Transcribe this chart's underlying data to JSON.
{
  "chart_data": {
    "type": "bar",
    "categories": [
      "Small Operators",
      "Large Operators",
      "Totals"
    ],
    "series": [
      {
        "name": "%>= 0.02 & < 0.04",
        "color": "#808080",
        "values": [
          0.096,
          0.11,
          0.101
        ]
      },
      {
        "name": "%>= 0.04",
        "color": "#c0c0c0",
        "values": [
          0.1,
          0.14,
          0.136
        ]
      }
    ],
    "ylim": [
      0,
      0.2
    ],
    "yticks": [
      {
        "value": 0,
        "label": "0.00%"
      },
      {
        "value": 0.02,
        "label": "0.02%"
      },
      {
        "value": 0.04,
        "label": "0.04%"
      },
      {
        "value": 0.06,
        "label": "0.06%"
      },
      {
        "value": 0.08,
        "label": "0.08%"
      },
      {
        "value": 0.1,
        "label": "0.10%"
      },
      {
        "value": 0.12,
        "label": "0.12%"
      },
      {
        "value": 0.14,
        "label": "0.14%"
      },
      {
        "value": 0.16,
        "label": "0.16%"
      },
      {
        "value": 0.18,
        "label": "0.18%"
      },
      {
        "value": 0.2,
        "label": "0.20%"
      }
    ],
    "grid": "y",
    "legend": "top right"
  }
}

* [THE EXERCISE] Nothing in the listing may be changed; retype it all exactly.

* [SOLUTION TO THE PROBLEM]
Transcribe this chart's underlying data to JSON.
{
  "chart_data": {
    "type": "bar",
    "categories": [
      "Small Operators",
      "Large Operators",
      "Totals"
    ],
    "series": [
      {
        "name": "%>= 0.02 & < 0.04",
        "color": "#808080",
        "values": [
          0.096,
          0.11,
          0.101
        ]
      },
      {
        "name": "%>= 0.04",
        "color": "#c0c0c0",
        "values": [
          0.1,
          0.14,
          0.136
        ]
      }
    ],
    "ylim": [
      0,
      0.2
    ],
    "yticks": [
      {
        "value": 0,
        "label": "0.00%"
      },
      {
        "value": 0.02,
        "label": "0.02%"
      },
      {
        "value": 0.04,
        "label": "0.04%"
      },
      {
        "value": 0.06,
        "label": "0.06%"
      },
      {
        "value": 0.08,
        "label": "0.08%"
      },
      {
        "value": 0.1,
        "label": "0.10%"
      },
      {
        "value": 0.12,
        "label": "0.12%"
      },
      {
        "value": 0.14,
        "label": "0.14%"
      },
      {
        "value": 0.16,
        "label": "0.16%"
      },
      {
        "value": 0.18,
        "label": "0.18%"
      },
      {
        "value": 0.2,
        "label": "0.20%"
      }
    ],
    "grid": "y",
    "legend": "top right"
  }
}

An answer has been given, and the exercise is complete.